→ **PROBLEM TO SOLVE**: Give as output the line that contains "OCR this image.", followed by every remaining line of the entries, unchanged and with nothing added.

→ **EXCERPTED DATA**:
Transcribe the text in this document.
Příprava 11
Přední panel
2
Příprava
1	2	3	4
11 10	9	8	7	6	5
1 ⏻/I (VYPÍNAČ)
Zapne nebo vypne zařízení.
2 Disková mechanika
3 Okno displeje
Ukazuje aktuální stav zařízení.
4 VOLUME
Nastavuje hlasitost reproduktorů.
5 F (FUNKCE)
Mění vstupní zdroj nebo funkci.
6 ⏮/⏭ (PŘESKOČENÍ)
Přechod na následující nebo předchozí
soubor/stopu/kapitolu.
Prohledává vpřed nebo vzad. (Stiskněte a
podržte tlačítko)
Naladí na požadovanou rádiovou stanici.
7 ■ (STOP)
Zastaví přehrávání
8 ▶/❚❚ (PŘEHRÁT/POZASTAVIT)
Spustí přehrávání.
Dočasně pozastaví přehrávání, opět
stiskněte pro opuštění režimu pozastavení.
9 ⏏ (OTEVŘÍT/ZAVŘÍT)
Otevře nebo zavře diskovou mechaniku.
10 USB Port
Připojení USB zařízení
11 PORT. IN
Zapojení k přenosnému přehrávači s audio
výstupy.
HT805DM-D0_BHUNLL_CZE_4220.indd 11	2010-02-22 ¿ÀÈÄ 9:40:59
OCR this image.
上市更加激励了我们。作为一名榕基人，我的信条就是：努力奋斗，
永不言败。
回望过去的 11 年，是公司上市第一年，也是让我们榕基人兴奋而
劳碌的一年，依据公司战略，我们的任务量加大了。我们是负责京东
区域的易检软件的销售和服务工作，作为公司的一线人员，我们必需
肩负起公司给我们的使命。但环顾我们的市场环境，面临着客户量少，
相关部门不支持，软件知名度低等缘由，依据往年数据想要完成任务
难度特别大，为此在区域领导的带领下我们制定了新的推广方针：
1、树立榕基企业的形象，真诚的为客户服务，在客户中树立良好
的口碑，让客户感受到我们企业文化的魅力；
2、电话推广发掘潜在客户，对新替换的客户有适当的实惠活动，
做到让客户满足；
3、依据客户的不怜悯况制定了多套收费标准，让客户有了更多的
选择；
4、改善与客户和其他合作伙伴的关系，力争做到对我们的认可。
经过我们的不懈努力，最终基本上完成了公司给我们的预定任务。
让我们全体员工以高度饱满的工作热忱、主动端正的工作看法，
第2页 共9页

→ **SOLUTION BELOW**:
OCR this image.
上市更加激励了我们。作为一名榕基人，我的信条就是：努力奋斗，
永不言败。
回望过去的 11 年，是公司上市第一年，也是让我们榕基人兴奋而
劳碌的一年，依据公司战略，我们的任务量加大了。我们是负责京东
区域的易检软件的销售和服务工作，作为公司的一线人员，我们必需
肩负起公司给我们的使命。但环顾我们的市场环境，面临着客户量少，
相关部门不支持，软件知名度低等缘由，依据往年数据想要完成任务
难度特别大，为此在区域领导的带领下我们制定了新的推广方针：
1、树立榕基企业的形象，真诚的为客户服务，在客户中树立良好
的口碑，让客户感受到我们企业文化的魅力；
2、电话推广发掘潜在客户，对新替换的客户有适当的实惠活动，
做到让客户满足；
3、依据客户的不怜悯况制定了多套收费标准，让客户有了更多的
选择；
4、改善与客户和其他合作伙伴的关系，力争做到对我们的认可。
经过我们的不懈努力，最终基本上完成了公司给我们的预定任务。
让我们全体员工以高度饱满的工作热忱、主动端正的工作看法，
第2页 共9页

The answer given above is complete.